Request:
Spot each line that carries the word "name"; copy those lines.

Stored records:

________________

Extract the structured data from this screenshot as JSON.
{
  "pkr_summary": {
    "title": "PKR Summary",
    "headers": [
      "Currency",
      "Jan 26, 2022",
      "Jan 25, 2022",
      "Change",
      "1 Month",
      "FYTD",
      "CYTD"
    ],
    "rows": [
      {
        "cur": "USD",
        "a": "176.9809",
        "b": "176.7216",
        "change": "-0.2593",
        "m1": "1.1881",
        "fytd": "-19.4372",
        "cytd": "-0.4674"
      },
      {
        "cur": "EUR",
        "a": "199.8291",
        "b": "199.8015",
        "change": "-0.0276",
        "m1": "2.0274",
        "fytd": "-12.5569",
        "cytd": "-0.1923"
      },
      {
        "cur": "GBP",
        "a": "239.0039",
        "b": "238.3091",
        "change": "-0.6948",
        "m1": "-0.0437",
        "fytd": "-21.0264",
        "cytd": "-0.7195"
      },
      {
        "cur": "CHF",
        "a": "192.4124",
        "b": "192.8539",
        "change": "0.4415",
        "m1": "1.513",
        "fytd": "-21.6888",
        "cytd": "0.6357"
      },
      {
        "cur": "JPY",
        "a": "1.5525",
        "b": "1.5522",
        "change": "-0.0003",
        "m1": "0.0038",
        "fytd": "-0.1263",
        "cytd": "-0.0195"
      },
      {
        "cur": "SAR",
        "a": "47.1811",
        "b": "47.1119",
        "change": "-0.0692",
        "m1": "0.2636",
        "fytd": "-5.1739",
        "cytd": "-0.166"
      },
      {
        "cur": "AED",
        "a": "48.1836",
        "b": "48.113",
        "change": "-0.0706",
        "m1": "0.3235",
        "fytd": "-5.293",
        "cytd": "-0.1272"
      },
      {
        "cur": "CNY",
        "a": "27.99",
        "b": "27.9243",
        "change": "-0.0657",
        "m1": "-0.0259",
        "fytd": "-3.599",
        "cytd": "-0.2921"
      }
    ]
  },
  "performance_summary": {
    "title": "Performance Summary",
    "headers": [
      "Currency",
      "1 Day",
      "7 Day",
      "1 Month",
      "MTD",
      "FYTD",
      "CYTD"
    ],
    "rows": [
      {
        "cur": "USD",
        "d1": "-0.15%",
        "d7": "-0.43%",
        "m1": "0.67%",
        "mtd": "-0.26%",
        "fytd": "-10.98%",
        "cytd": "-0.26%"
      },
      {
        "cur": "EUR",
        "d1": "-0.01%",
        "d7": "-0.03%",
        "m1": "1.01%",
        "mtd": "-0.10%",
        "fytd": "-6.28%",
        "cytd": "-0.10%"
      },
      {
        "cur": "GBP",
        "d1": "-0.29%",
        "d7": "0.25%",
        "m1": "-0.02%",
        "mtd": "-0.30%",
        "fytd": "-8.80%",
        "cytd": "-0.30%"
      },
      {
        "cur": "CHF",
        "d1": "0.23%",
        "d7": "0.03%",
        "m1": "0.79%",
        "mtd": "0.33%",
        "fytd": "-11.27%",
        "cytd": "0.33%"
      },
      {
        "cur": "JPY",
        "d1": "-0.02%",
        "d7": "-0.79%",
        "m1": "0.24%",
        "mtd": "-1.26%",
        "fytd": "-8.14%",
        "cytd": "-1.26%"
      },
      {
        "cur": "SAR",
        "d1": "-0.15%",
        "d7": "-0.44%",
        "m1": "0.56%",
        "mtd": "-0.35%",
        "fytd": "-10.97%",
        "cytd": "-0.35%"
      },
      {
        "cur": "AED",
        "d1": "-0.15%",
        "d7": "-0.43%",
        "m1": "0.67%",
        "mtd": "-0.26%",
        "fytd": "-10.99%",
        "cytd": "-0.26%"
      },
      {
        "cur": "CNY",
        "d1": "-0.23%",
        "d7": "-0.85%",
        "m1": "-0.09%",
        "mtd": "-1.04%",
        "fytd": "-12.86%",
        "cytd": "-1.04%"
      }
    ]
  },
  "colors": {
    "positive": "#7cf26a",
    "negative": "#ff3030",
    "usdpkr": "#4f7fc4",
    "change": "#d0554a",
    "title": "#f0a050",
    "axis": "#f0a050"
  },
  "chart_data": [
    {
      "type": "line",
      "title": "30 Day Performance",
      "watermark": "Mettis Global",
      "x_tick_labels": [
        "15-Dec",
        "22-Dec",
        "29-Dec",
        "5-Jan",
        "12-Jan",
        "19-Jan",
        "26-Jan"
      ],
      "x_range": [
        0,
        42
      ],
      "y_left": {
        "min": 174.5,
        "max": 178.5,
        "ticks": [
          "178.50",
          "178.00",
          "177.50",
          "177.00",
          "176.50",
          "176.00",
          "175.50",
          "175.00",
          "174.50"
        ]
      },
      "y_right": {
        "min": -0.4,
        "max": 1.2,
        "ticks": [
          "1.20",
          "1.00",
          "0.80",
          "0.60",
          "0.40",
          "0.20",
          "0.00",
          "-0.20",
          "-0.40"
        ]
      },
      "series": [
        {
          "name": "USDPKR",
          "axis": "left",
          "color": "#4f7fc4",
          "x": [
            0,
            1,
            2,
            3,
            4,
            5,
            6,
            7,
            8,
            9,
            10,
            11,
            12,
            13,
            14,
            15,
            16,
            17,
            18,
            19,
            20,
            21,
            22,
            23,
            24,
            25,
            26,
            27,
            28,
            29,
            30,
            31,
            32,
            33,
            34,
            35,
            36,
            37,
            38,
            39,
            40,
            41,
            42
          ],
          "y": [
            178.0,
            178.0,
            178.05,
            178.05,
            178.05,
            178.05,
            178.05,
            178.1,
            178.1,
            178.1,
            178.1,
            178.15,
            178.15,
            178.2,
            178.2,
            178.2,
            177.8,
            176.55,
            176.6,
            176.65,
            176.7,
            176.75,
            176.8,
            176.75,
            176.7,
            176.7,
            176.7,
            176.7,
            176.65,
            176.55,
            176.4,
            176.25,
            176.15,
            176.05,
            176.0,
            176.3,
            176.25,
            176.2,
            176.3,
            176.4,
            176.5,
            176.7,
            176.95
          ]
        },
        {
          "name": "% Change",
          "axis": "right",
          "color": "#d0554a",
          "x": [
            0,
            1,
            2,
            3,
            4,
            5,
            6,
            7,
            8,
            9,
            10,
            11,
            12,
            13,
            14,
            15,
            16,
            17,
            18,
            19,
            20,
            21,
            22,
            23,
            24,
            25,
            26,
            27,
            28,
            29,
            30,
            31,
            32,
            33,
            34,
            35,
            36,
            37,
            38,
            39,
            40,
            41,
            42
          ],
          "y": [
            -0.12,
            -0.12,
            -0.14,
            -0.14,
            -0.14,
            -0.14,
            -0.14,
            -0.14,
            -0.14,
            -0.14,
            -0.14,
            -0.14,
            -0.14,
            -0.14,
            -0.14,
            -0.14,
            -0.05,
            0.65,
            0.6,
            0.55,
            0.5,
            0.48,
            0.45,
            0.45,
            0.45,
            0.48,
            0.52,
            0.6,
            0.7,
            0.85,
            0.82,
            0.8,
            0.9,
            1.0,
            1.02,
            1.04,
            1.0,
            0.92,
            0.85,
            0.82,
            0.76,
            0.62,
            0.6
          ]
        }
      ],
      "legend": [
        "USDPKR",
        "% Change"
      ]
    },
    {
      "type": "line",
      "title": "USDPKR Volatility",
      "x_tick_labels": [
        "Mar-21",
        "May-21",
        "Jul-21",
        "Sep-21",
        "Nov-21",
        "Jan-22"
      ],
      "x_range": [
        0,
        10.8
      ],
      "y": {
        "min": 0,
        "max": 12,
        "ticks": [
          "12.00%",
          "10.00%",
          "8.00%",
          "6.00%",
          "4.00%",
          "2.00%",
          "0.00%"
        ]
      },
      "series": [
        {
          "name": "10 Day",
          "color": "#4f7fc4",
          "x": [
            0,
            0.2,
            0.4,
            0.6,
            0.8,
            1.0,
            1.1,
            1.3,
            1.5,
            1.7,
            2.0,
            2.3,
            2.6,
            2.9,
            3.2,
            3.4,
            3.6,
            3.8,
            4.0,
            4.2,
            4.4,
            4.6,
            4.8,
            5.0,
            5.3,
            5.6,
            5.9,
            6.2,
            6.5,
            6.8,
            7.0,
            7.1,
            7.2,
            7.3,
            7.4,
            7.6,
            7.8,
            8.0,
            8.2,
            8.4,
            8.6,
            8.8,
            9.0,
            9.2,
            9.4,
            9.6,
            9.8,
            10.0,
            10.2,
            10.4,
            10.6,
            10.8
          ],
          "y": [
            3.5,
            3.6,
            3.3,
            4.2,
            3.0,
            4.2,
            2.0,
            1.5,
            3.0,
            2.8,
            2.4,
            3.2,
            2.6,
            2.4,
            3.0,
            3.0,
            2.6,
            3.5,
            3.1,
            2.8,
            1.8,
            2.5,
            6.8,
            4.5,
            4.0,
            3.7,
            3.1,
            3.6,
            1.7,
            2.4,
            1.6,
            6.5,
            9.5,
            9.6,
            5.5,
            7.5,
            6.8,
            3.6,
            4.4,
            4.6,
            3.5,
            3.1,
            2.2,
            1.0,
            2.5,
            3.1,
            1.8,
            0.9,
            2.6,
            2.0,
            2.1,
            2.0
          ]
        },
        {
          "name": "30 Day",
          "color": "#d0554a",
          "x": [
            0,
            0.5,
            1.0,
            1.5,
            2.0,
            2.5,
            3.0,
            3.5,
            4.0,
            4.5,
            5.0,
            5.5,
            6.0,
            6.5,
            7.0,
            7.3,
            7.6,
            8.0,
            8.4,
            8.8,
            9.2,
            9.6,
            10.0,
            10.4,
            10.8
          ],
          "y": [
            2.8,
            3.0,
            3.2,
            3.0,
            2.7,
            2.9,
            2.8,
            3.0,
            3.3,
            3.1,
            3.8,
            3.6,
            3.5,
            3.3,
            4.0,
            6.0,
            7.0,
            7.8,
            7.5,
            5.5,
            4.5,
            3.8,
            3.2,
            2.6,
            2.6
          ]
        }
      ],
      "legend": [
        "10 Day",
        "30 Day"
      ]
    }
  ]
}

________________

Exercise solution:
          "name": "USDPKR",
          "name": "% Change",
          "name": "10 Day",
          "name": "30 Day",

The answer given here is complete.